PAGE EXTRACT:
■ ■ ■ ■ ■
Pribram's theory also explains how the human brain can store so many
memories in so little space. It has been estimated that the human brain
has the capacity to memorize something on the order of 10 billion bits of
information during the average human lifetime (or roughly the same amount
of information contained in five sets of the Encyclopaedia Britannica).

Similarly, it has been discovered that in addition to their other
capabilities, holograms possess an astounding capacity for information
storage--simply by changing the angle at which the two lasers strike a
piece of photographic film, it is possible to record many different images
on the same surface. It has been demonstrated that one cubic centimeter of
film can hold as many as 10 billion bits of information.
■ ■ ■ ■ ■
SUPPLIED MATERIAL:

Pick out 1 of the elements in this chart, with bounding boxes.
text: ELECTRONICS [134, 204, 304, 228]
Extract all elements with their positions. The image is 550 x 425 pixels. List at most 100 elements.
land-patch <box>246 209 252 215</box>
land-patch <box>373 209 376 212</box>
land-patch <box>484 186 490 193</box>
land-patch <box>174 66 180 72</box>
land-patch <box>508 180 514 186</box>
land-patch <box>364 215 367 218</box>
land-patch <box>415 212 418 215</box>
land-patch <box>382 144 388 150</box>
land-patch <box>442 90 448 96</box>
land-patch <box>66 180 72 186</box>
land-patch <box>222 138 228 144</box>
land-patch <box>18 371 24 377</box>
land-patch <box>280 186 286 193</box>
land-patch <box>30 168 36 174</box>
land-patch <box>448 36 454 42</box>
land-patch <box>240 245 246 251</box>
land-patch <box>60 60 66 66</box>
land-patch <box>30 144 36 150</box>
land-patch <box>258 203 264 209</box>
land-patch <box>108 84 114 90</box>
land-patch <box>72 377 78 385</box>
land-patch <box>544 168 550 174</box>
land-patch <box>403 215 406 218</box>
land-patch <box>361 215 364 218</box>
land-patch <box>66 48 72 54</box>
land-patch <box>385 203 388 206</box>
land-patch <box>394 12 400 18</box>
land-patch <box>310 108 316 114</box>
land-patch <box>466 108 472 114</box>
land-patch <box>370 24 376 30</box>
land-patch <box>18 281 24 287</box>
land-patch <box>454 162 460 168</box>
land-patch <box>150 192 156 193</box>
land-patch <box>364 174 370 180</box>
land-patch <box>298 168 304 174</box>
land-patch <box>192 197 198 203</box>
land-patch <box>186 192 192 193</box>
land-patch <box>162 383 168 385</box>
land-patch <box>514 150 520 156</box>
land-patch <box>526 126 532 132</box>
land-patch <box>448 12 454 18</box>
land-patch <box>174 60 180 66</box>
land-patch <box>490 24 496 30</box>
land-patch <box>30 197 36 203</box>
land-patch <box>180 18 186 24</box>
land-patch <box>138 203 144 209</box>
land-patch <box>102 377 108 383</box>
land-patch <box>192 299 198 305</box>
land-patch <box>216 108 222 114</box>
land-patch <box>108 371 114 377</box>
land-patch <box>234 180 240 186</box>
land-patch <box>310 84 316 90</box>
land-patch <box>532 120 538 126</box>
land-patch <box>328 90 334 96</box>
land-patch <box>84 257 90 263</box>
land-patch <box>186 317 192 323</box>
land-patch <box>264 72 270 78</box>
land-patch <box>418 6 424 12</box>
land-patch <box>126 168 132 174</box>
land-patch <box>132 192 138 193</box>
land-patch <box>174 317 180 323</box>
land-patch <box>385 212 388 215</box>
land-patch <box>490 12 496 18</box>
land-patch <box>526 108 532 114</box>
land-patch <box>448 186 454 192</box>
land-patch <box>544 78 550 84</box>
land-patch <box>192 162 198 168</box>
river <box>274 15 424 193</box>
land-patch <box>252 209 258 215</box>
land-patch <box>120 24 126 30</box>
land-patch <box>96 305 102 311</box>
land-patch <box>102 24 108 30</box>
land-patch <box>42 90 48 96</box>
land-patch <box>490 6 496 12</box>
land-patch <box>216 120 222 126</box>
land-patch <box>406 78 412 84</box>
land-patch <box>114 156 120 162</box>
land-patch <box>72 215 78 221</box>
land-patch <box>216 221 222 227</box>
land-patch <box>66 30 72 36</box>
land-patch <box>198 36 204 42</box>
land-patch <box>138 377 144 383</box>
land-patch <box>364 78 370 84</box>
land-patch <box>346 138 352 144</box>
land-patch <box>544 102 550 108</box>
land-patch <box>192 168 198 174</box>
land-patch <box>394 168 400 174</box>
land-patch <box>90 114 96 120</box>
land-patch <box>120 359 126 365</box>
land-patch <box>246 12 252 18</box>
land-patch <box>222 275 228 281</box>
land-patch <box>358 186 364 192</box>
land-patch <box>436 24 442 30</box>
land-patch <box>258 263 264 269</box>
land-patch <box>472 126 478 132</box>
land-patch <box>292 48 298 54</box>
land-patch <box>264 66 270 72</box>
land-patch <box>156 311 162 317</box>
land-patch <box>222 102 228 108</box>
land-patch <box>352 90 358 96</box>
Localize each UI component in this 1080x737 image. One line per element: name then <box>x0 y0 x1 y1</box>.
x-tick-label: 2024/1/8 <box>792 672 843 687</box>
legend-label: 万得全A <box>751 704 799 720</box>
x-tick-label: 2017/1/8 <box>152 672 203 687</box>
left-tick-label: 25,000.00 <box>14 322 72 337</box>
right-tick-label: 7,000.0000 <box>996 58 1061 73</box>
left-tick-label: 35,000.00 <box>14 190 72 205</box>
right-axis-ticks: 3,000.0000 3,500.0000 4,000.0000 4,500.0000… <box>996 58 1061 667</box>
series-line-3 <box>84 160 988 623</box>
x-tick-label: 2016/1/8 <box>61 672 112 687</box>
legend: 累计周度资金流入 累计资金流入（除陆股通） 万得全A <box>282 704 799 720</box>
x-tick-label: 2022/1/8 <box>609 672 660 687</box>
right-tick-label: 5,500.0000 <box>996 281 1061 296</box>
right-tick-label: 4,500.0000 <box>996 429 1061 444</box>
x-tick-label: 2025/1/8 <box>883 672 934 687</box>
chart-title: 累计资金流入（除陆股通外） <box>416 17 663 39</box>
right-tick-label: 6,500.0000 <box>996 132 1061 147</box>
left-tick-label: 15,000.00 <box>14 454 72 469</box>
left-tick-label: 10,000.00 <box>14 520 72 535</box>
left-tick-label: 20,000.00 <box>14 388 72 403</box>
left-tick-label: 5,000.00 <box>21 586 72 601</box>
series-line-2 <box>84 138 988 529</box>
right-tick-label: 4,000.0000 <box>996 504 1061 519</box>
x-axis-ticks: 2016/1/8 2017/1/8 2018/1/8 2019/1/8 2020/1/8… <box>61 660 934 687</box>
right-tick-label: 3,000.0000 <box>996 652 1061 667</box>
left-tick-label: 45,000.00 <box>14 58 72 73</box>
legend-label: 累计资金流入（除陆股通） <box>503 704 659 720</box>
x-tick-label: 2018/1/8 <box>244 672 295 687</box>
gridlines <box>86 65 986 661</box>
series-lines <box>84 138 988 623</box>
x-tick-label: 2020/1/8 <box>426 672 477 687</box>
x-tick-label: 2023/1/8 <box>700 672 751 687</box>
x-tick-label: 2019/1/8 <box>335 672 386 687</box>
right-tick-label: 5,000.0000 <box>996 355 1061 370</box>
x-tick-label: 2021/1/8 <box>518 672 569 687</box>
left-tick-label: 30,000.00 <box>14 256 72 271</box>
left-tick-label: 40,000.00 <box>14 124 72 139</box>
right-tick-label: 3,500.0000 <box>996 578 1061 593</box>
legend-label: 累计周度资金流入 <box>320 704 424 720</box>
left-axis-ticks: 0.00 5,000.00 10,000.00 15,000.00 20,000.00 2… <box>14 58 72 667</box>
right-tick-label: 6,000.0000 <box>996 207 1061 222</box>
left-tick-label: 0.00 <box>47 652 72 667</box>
■ ■ ■ ■ ■
TASK LIST:
a) Using the passage on memory and holograms, answer:
(i) How much information is the human brain estimated to be able to memorize during the average human lifetime?
(ii) What change makes it possible to record many different images on the same surface?
(iii) How much information can one cubic centimeter of film hold?
b) List every number that appears in the passage on memory and holograms, each with what it counts.

EXPECTED RESULTS:
a)
(i) Something on the order of 10 billion bits of information.
(ii) Changing the angle at which the two lasers strike a piece of photographic film.
(iii) As many as 10 billion bits of information.

b)
- 10 billion: bits of information the human brain can memorize during the average lifetime
- five: sets of the Encyclopaedia Britannica holding roughly that same amount of information
- two: lasers that strike the photographic film
- one: cubic centimeter of film
- 10 billion: bits of information that cubic centimeter of film can hold